_WRITTEN EXERCISE:_ Retype the records below exactly as they appear.

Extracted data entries
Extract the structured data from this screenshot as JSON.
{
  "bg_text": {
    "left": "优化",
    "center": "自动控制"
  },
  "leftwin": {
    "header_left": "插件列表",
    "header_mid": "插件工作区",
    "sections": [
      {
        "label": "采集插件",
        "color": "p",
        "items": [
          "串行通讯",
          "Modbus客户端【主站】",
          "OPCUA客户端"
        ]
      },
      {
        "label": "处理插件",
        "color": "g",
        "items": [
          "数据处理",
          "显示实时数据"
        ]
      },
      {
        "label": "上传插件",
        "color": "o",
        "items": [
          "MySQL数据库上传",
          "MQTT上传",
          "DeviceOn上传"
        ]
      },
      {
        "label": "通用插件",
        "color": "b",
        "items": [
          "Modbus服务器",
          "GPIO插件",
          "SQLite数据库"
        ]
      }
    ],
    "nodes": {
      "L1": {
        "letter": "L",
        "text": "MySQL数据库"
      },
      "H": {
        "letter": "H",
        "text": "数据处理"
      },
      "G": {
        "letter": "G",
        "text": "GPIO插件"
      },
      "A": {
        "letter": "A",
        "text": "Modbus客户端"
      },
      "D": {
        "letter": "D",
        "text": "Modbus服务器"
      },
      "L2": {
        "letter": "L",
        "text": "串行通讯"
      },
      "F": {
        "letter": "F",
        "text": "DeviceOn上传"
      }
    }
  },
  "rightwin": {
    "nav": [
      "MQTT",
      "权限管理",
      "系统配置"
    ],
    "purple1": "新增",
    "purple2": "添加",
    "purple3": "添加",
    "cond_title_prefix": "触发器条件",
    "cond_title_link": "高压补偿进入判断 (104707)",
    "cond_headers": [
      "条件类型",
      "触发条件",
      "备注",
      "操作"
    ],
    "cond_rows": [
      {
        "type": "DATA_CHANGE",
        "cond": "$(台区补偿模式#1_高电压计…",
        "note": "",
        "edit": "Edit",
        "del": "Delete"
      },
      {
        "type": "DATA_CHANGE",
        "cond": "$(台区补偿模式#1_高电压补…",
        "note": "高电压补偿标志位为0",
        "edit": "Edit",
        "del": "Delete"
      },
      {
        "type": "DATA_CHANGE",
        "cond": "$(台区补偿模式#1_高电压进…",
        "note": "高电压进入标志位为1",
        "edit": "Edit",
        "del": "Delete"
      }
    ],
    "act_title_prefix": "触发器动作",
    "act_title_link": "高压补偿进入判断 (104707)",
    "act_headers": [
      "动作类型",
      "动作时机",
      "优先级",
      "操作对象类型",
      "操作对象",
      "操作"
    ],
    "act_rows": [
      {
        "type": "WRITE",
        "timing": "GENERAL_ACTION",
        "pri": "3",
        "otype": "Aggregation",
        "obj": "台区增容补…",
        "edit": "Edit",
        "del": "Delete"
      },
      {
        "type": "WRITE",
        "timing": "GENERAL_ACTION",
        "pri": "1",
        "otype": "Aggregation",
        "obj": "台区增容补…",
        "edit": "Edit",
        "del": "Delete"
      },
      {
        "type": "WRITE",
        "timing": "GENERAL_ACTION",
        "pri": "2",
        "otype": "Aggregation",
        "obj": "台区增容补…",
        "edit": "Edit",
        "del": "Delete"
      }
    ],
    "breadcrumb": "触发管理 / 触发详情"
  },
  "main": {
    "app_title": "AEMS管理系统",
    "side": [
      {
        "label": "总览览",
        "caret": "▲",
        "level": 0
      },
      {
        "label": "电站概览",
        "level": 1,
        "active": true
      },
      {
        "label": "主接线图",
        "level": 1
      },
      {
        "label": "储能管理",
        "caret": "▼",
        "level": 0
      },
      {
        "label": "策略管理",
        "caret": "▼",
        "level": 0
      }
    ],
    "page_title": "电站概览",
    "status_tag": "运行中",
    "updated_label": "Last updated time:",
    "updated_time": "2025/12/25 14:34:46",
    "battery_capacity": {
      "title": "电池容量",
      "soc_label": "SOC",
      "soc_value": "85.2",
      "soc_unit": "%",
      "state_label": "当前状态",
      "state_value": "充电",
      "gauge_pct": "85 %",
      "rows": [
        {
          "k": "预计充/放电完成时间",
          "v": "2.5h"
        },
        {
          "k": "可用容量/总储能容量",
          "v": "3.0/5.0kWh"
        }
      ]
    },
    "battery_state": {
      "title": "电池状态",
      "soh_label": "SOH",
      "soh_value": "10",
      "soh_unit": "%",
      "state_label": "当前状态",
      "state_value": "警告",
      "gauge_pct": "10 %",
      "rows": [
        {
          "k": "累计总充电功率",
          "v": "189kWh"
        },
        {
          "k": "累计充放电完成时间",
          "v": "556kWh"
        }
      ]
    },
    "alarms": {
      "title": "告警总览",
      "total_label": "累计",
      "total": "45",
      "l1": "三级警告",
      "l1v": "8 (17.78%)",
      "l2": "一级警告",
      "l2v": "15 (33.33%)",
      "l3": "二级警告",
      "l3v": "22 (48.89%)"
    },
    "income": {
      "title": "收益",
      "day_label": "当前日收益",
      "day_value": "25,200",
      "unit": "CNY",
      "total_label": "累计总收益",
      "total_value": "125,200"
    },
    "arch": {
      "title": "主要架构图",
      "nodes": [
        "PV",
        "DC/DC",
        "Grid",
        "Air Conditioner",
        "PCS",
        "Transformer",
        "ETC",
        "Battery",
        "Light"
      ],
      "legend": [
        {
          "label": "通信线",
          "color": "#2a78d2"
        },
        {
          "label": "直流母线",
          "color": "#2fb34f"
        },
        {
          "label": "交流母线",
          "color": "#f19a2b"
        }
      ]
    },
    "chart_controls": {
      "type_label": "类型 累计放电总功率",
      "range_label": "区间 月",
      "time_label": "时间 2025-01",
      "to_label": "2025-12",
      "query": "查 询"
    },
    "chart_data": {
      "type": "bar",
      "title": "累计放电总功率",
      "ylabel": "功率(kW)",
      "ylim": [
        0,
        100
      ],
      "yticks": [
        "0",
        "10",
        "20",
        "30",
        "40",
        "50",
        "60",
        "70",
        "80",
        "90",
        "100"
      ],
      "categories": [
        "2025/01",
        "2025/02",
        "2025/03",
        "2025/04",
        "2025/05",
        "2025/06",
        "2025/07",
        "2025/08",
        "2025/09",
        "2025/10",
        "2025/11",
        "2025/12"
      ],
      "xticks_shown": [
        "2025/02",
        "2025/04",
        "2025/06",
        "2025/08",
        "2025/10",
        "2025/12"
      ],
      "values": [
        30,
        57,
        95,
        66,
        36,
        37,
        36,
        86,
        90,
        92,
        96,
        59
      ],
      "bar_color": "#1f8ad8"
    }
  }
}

_SOLVED EXERCISE:_
Extract the structured data from this screenshot as JSON.
{
  "bg_text": {
    "left": "优化",
    "center": "自动控制"
  },
  "leftwin": {
    "header_left": "插件列表",
    "header_mid": "插件工作区",
    "sections": [
      {
        "label": "采集插件",
        "color": "p",
        "items": [
          "串行通讯",
          "Modbus客户端【主站】",
          "OPCUA客户端"
        ]
      },
      {
        "label": "处理插件",
        "color": "g",
        "items": [
          "数据处理",
          "显示实时数据"
        ]
      },
      {
        "label": "上传插件",
        "color": "o",
        "items": [
          "MySQL数据库上传",
          "MQTT上传",
          "DeviceOn上传"
        ]
      },
      {
        "label": "通用插件",
        "color": "b",
        "items": [
          "Modbus服务器",
          "GPIO插件",
          "SQLite数据库"
        ]
      }
    ],
    "nodes": {
      "L1": {
        "letter": "L",
        "text": "MySQL数据库"
      },
      "H": {
        "letter": "H",
        "text": "数据处理"
      },
      "G": {
        "letter": "G",
        "text": "GPIO插件"
      },
      "A": {
        "letter": "A",
        "text": "Modbus客户端"
      },
      "D": {
        "letter": "D",
        "text": "Modbus服务器"
      },
      "L2": {
        "letter": "L",
        "text": "串行通讯"
      },
      "F": {
        "letter": "F",
        "text": "DeviceOn上传"
      }
    }
  },
  "rightwin": {
    "nav": [
      "MQTT",
      "权限管理",
      "系统配置"
    ],
    "purple1": "新增",
    "purple2": "添加",
    "purple3": "添加",
    "cond_title_prefix": "触发器条件",
    "cond_title_link": "高压补偿进入判断 (104707)",
    "cond_headers": [
      "条件类型",
      "触发条件",
      "备注",
      "操作"
    ],
    "cond_rows": [
      {
        "type": "DATA_CHANGE",
        "cond": "$(台区补偿模式#1_高电压计…",
        "note": "",
        "edit": "Edit",
        "del": "Delete"
      },
      {
        "type": "DATA_CHANGE",
        "cond": "$(台区补偿模式#1_高电压补…",
        "note": "高电压补偿标志位为0",
        "edit": "Edit",
        "del": "Delete"
      },
      {
        "type": "DATA_CHANGE",
        "cond": "$(台区补偿模式#1_高电压进…",
        "note": "高电压进入标志位为1",
        "edit": "Edit",
        "del": "Delete"
      }
    ],
    "act_title_prefix": "触发器动作",
    "act_title_link": "高压补偿进入判断 (104707)",
    "act_headers": [
      "动作类型",
      "动作时机",
      "优先级",
      "操作对象类型",
      "操作对象",
      "操作"
    ],
    "act_rows": [
      {
        "type": "WRITE",
        "timing": "GENERAL_ACTION",
        "pri": "3",
        "otype": "Aggregation",
        "obj": "台区增容补…",
        "edit": "Edit",
        "del": "Delete"
      },
      {
        "type": "WRITE",
        "timing": "GENERAL_ACTION",
        "pri": "1",
        "otype": "Aggregation",
        "obj": "台区增容补…",
        "edit": "Edit",
        "del": "Delete"
      },
      {
        "type": "WRITE",
        "timing": "GENERAL_ACTION",
        "pri": "2",
        "otype": "Aggregation",
        "obj": "台区增容补…",
        "edit": "Edit",
        "del": "Delete"
      }
    ],
    "breadcrumb": "触发管理 / 触发详情"
  },
  "main": {
    "app_title": "AEMS管理系统",
    "side": [
      {
        "label": "总览览",
        "caret": "▲",
        "level": 0
      },
      {
        "label": "电站概览",
        "level": 1,
        "active": true
      },
      {
        "label": "主接线图",
        "level": 1
      },
      {
        "label": "储能管理",
        "caret": "▼",
        "level": 0
      },
      {
        "label": "策略管理",
        "caret": "▼",
        "level": 0
      }
    ],
    "page_title": "电站概览",
    "status_tag": "运行中",
    "updated_label": "Last updated time:",
    "updated_time": "2025/12/25 14:34:46",
    "battery_capacity": {
      "title": "电池容量",
      "soc_label": "SOC",
      "soc_value": "85.2",
      "soc_unit": "%",
      "state_label": "当前状态",
      "state_value": "充电",
      "gauge_pct": "85 %",
      "rows": [
        {
          "k": "预计充/放电完成时间",
          "v": "2.5h"
        },
        {
          "k": "可用容量/总储能容量",
          "v": "3.0/5.0kWh"
        }
      ]
    },
    "battery_state": {
      "title": "电池状态",
      "soh_label": "SOH",
      "soh_value": "10",
      "soh_unit": "%",
      "state_label": "当前状态",
      "state_value": "警告",
      "gauge_pct": "10 %",
      "rows": [
        {
          "k": "累计总充电功率",
          "v": "189kWh"
        },
        {
          "k": "累计充放电完成时间",
          "v": "556kWh"
        }
      ]
    },
    "alarms": {
      "title": "告警总览",
      "total_label": "累计",
      "total": "45",
      "l1": "三级警告",
      "l1v": "8 (17.78%)",
      "l2": "一级警告",
      "l2v": "15 (33.33%)",
      "l3": "二级警告",
      "l3v": "22 (48.89%)"
    },
    "income": {
      "title": "收益",
      "day_label": "当前日收益",
      "day_value": "25,200",
      "unit": "CNY",
      "total_label": "累计总收益",
      "total_value": "125,200"
    },
    "arch": {
      "title": "主要架构图",
      "nodes": [
        "PV",
        "DC/DC",
        "Grid",
        "Air Conditioner",
        "PCS",
        "Transformer",
        "ETC",
        "Battery",
        "Light"
      ],
      "legend": [
        {
          "label": "通信线",
          "color": "#2a78d2"
        },
        {
          "label": "直流母线",
          "color": "#2fb34f"
        },
        {
          "label": "交流母线",
          "color": "#f19a2b"
        }
      ]
    },
    "chart_controls": {
      "type_label": "类型 累计放电总功率",
      "range_label": "区间 月",
      "time_label": "时间 2025-01",
      "to_label": "2025-12",
      "query": "查 询"
    },
    "chart_data": {
      "type": "bar",
      "title": "累计放电总功率",
      "ylabel": "功率(kW)",
      "ylim": [
        0,
        100
      ],
      "yticks": [
        "0",
        "10",
        "20",
        "30",
        "40",
        "50",
        "60",
        "70",
        "80",
        "90",
        "100"
      ],
      "categories": [
        "2025/01",
        "2025/02",
        "2025/03",
        "2025/04",
        "2025/05",
        "2025/06",
        "2025/07",
        "2025/08",
        "2025/09",
        "2025/10",
        "2025/11",
        "2025/12"
      ],
      "xticks_shown": [
        "2025/02",
        "2025/04",
        "2025/06",
        "2025/08",
        "2025/10",
        "2025/12"
      ],
      "values": [
        30,
        57,
        95,
        66,
        36,
        37,
        36,
        86,
        90,
        92,
        96,
        59
      ],
      "bar_color": "#1f8ad8"
    }
  }
}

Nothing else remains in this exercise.